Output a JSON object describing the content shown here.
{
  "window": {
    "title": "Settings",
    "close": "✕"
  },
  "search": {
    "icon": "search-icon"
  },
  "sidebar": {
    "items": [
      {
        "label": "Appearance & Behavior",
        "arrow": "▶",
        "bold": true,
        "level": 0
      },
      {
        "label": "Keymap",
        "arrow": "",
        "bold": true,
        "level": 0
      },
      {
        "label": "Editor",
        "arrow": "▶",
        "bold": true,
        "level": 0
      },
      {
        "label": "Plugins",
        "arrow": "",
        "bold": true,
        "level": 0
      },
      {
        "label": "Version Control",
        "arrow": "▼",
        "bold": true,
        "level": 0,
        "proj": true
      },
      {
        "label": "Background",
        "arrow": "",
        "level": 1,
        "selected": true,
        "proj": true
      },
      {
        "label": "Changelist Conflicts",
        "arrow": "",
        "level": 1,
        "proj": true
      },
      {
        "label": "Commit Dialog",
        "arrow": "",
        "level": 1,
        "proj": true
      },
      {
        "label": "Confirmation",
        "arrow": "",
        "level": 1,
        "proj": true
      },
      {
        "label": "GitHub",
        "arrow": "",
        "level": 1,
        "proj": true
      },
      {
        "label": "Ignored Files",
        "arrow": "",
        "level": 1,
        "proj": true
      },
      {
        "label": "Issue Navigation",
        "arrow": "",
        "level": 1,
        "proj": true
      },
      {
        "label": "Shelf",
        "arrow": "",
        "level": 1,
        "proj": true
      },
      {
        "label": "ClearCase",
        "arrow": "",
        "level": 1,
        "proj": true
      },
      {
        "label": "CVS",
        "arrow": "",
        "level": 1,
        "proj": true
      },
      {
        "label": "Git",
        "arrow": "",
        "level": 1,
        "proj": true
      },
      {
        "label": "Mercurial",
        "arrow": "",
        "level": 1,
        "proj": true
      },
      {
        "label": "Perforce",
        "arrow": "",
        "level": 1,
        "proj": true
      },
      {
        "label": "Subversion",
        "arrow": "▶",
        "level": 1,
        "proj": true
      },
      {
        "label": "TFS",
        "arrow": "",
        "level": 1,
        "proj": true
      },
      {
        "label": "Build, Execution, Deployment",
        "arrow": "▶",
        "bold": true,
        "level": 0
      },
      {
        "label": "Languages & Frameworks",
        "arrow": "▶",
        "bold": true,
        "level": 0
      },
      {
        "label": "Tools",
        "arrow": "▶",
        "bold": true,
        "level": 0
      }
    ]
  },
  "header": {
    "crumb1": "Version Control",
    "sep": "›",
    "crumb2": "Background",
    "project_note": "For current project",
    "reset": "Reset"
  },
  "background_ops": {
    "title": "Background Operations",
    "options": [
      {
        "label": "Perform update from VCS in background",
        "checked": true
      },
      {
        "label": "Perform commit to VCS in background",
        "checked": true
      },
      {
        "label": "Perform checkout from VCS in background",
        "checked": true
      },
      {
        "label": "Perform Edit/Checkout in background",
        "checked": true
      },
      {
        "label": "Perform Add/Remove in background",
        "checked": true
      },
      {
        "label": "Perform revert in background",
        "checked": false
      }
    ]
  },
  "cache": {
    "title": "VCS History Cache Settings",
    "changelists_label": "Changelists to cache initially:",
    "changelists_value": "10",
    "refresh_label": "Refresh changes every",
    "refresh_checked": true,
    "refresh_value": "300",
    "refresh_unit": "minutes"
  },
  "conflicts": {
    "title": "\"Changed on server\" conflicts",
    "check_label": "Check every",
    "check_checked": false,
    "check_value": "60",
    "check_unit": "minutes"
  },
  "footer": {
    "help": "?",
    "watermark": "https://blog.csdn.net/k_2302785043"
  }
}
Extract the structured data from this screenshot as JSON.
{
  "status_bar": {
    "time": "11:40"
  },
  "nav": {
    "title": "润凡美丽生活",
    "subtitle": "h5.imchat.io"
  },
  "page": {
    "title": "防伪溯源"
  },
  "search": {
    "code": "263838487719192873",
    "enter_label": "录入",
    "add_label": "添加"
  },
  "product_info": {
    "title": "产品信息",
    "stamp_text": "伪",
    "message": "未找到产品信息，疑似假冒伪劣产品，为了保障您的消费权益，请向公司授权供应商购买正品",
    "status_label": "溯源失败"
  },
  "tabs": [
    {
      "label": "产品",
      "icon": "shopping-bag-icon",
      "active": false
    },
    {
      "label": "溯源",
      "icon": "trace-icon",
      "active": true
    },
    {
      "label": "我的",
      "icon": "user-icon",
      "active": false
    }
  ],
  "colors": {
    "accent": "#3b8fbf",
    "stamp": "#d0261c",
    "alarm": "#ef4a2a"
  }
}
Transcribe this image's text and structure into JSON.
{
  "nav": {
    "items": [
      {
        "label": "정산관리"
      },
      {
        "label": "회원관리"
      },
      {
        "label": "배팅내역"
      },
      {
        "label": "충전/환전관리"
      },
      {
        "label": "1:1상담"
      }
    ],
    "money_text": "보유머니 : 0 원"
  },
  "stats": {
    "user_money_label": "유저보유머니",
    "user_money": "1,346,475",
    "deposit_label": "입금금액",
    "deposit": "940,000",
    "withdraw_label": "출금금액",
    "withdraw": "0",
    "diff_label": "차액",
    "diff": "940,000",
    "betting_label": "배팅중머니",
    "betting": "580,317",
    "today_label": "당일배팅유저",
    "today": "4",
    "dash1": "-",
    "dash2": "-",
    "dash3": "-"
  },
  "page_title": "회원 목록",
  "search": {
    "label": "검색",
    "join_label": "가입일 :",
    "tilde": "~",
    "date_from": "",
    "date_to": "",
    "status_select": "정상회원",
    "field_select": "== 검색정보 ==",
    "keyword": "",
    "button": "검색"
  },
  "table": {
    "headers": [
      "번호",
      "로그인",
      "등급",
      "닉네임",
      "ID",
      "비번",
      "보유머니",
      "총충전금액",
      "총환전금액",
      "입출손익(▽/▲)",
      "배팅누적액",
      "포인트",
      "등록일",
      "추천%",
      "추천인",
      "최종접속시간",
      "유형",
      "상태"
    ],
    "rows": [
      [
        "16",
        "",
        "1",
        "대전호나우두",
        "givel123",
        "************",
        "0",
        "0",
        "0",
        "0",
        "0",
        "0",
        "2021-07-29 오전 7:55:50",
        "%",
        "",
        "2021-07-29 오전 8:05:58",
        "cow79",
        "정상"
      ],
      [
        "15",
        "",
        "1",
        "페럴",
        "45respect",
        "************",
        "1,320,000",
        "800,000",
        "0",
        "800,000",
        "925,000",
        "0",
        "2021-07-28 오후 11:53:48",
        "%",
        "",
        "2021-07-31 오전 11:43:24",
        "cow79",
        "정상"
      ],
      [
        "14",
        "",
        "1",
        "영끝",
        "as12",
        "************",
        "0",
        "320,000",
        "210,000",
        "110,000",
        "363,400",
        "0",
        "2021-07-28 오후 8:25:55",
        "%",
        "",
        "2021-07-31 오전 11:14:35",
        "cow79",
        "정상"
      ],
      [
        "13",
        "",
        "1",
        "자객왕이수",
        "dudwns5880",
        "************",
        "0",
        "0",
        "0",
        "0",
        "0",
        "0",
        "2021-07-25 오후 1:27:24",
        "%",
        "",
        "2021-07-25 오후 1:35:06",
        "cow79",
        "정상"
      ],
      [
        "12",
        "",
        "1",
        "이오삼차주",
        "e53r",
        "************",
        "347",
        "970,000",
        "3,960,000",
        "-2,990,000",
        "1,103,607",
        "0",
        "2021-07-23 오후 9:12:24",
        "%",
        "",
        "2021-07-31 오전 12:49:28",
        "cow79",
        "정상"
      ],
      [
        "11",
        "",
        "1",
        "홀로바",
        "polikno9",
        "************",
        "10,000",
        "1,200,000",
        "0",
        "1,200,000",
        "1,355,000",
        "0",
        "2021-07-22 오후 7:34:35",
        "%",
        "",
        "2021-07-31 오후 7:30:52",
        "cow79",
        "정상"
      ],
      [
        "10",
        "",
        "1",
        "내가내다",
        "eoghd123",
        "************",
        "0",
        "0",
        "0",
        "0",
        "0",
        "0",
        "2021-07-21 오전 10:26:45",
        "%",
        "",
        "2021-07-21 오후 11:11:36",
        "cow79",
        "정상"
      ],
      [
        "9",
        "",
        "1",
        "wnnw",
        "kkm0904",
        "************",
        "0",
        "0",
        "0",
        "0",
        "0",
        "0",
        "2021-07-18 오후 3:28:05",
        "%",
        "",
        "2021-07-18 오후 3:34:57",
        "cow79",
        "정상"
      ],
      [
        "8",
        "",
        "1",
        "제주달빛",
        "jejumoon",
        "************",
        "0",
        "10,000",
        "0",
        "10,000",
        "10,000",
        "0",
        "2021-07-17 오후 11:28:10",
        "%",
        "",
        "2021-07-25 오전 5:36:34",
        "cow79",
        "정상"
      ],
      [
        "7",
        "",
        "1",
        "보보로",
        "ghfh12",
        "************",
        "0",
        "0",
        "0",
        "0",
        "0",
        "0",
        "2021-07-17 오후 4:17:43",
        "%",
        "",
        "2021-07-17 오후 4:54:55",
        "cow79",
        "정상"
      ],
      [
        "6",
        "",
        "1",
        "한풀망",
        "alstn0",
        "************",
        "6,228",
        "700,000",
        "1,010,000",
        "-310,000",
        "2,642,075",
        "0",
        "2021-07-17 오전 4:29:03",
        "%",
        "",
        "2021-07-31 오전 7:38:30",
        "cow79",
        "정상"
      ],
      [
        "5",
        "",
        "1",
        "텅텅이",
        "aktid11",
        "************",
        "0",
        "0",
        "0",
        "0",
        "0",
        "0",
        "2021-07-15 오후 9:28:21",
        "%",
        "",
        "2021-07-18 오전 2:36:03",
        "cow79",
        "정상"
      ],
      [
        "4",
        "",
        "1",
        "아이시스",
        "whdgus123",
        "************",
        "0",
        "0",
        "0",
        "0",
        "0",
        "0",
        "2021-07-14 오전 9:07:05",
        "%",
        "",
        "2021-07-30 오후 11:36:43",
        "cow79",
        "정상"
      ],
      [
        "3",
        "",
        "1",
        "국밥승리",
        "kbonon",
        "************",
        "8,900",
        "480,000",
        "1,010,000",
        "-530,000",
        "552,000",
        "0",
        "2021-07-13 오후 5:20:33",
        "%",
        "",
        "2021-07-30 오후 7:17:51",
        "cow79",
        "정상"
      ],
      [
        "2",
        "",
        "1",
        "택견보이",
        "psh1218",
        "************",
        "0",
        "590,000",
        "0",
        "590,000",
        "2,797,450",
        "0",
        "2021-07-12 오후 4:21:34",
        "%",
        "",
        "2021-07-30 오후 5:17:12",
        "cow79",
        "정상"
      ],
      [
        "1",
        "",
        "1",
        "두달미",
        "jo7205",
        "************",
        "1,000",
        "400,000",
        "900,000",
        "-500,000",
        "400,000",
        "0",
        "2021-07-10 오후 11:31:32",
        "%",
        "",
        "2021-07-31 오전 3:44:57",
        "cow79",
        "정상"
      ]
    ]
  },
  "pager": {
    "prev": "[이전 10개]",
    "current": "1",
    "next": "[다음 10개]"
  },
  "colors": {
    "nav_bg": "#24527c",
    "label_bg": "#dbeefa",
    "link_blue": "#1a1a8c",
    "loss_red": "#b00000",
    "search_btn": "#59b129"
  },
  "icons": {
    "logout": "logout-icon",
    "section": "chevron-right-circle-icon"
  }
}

- **Problem to work on**
Which lines hold the string "Settings"? List them all.

- **Answer in full**
    "title": "Settings",
    "title": "VCS History Cache Settings",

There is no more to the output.